» Listed records:
'''

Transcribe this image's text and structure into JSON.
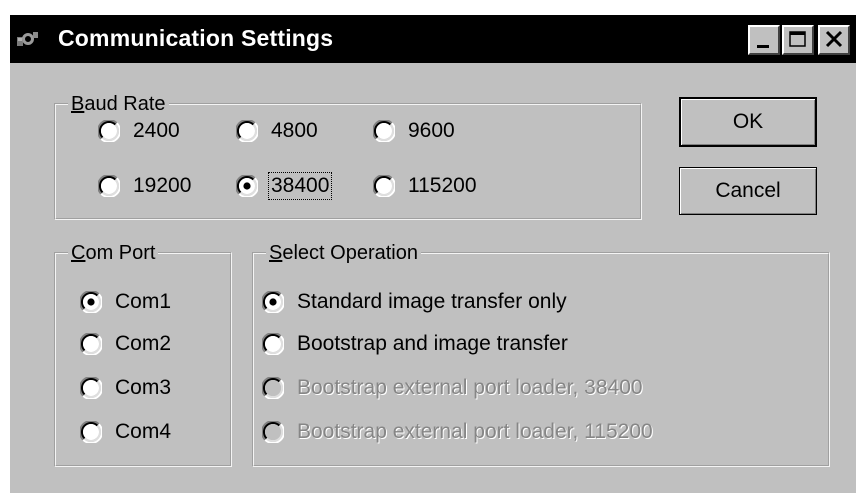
{
  "window": {
    "title": "Communication Settings",
    "controls": [
      "minimize-icon",
      "maximize-icon",
      "close-icon"
    ]
  },
  "baud_rate": {
    "label_accel": "B",
    "label_rest": "aud Rate",
    "selected": "38400",
    "options": [
      {
        "label": "2400",
        "checked": false
      },
      {
        "label": "4800",
        "checked": false
      },
      {
        "label": "9600",
        "checked": false
      },
      {
        "label": "19200",
        "checked": false
      },
      {
        "label": "38400",
        "checked": true
      },
      {
        "label": "115200",
        "checked": false
      }
    ]
  },
  "com_port": {
    "label_accel": "C",
    "label_rest": "om Port",
    "selected": "Com1",
    "options": [
      {
        "label": "Com1",
        "checked": true
      },
      {
        "label": "Com2",
        "checked": false
      },
      {
        "label": "Com3",
        "checked": false
      },
      {
        "label": "Com4",
        "checked": false
      }
    ]
  },
  "select_operation": {
    "label_accel": "S",
    "label_rest": "elect Operation",
    "selected": "Standard image transfer only",
    "options": [
      {
        "label": "Standard image transfer only",
        "checked": true,
        "enabled": true
      },
      {
        "label": "Bootstrap and image transfer",
        "checked": false,
        "enabled": true
      },
      {
        "label": "Bootstrap external port loader, 38400",
        "checked": false,
        "enabled": false
      },
      {
        "label": "Bootstrap external port loader, 115200",
        "checked": false,
        "enabled": false
      }
    ]
  },
  "buttons": {
    "ok": "OK",
    "cancel": "Cancel"
  }
}
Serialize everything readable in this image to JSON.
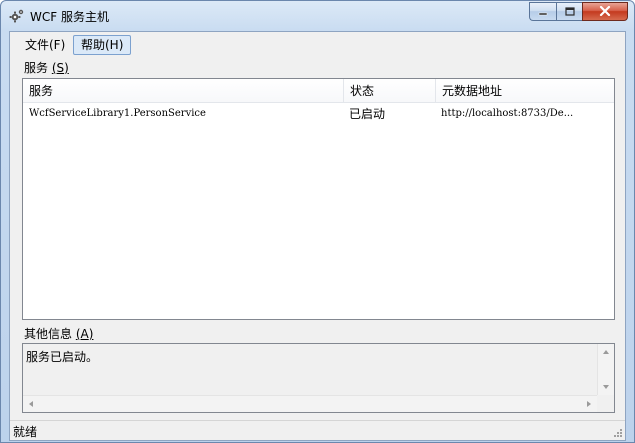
{
  "window": {
    "title": "WCF 服务主机",
    "title_icon": "gear-icon",
    "controls": [
      "minimize-icon",
      "maximize-icon",
      "close-icon"
    ]
  },
  "menu": {
    "file": "文件(F)",
    "help": "帮助(H)"
  },
  "services": {
    "label_text": "服务 ",
    "label_key": "S",
    "columns": [
      "服务",
      "状态",
      "元数据地址"
    ],
    "rows": [
      {
        "service": "WcfServiceLibrary1.PersonService",
        "status": "已启动",
        "metadata": "http://localhost:8733/De..."
      }
    ]
  },
  "info": {
    "label_text": "其他信息 ",
    "label_key": "A",
    "text": "服务已启动。"
  },
  "status": {
    "text": "就绪"
  },
  "colors": {
    "menu_highlight": "#dbe9f8",
    "close_button": "#c4391e"
  }
}
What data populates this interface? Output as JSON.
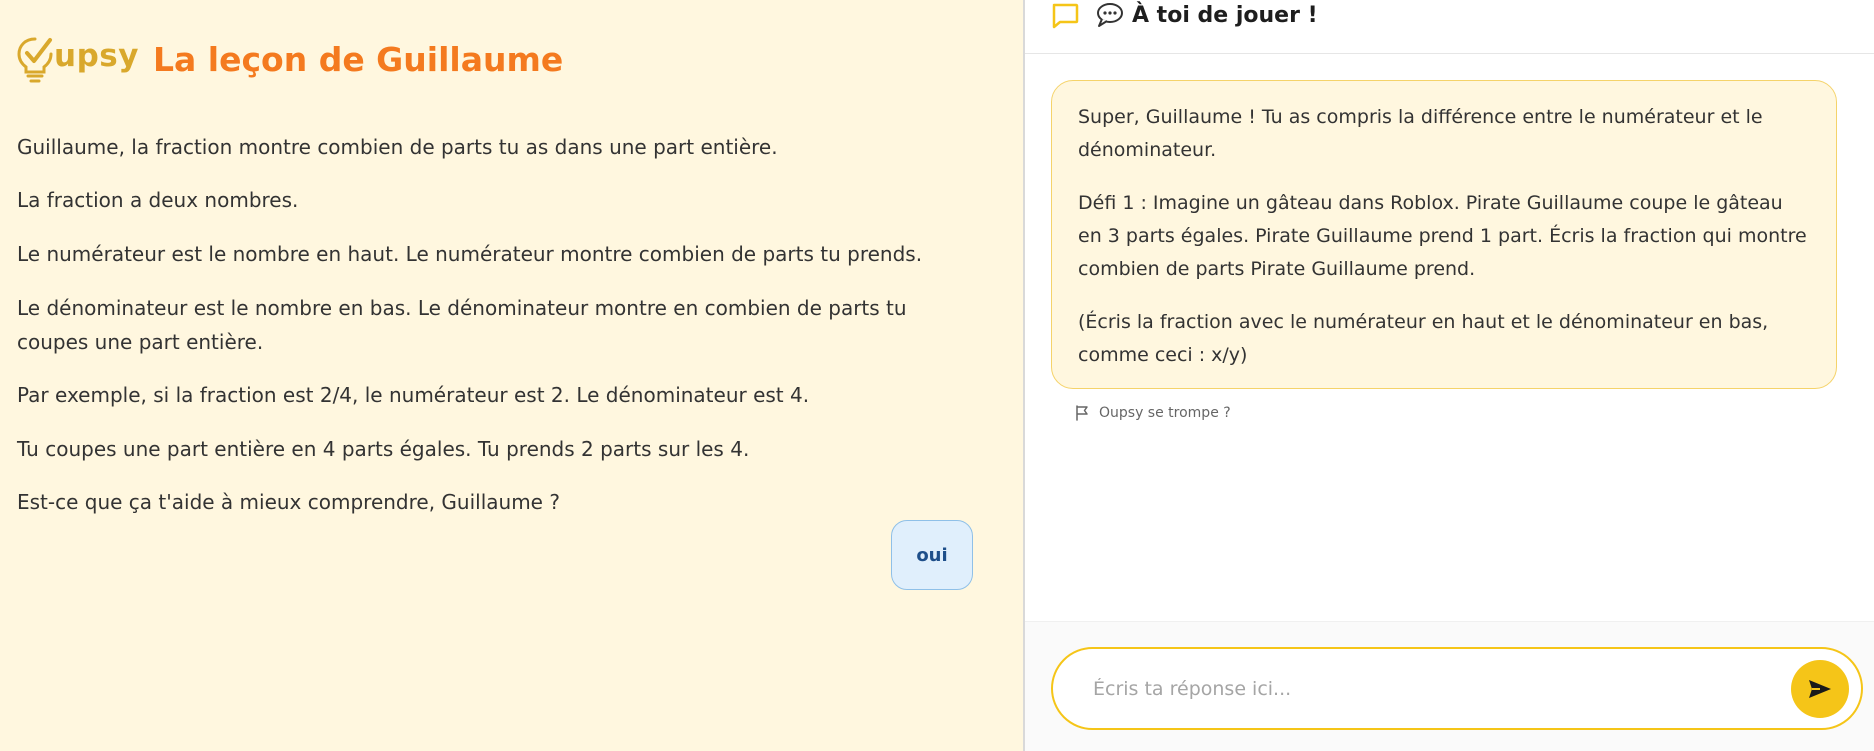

'''

» Instruction: Leave out the pictures and retype every line above exactly.

» Output for this task:
Transcribe this image's text and structure into JSON.
{
  "window": {
    "title": "Communication Settings",
    "controls": [
      "minimize-icon",
      "maximize-icon",
      "close-icon"
    ]
  },
  "baud_rate": {
    "label_accel": "B",
    "label_rest": "aud Rate",
    "selected": "38400",
    "options": [
      {
        "label": "2400",
        "checked": false
      },
      {
        "label": "4800",
        "checked": false
      },
      {
        "label": "9600",
        "checked": false
      },
      {
        "label": "19200",
        "checked": false
      },
      {
        "label": "38400",
        "checked": true
      },
      {
        "label": "115200",
        "checked": false
      }
    ]
  },
  "com_port": {
    "label_accel": "C",
    "label_rest": "om Port",
    "selected": "Com1",
    "options": [
      {
        "label": "Com1",
        "checked": true
      },
      {
        "label": "Com2",
        "checked": false
      },
      {
        "label": "Com3",
        "checked": false
      },
      {
        "label": "Com4",
        "checked": false
      }
    ]
  },
  "select_operation": {
    "label_accel": "S",
    "label_rest": "elect Operation",
    "selected": "Standard image transfer only",
    "options": [
      {
        "label": "Standard image transfer only",
        "checked": true,
        "enabled": true
      },
      {
        "label": "Bootstrap and image transfer",
        "checked": false,
        "enabled": true
      },
      {
        "label": "Bootstrap external port loader, 38400",
        "checked": false,
        "enabled": false
      },
      {
        "label": "Bootstrap external port loader, 115200",
        "checked": false,
        "enabled": false
      }
    ]
  },
  "buttons": {
    "ok": "OK",
    "cancel": "Cancel"
  }
}
Serialize everything readable in this image to JSON.
{
  "window": {
    "title": "WCF 服务主机",
    "title_icon": "gear-icon",
    "controls": [
      "minimize-icon",
      "maximize-icon",
      "close-icon"
    ]
  },
  "menu": {
    "file": "文件(F)",
    "help": "帮助(H)"
  },
  "services": {
    "label_text": "服务 ",
    "label_key": "S",
    "columns": [
      "服务",
      "状态",
      "元数据地址"
    ],
    "rows": [
      {
        "service": "WcfServiceLibrary1.PersonService",
        "status": "已启动",
        "metadata": "http://localhost:8733/De..."
      }
    ]
  },
  "info": {
    "label_text": "其他信息 ",
    "label_key": "A",
    "text": "服务已启动。"
  },
  "status": {
    "text": "就绪"
  },
  "colors": {
    "menu_highlight": "#dbe9f8",
    "close_button": "#c4391e"
  }
}
What data populates this interface? Output as JSON.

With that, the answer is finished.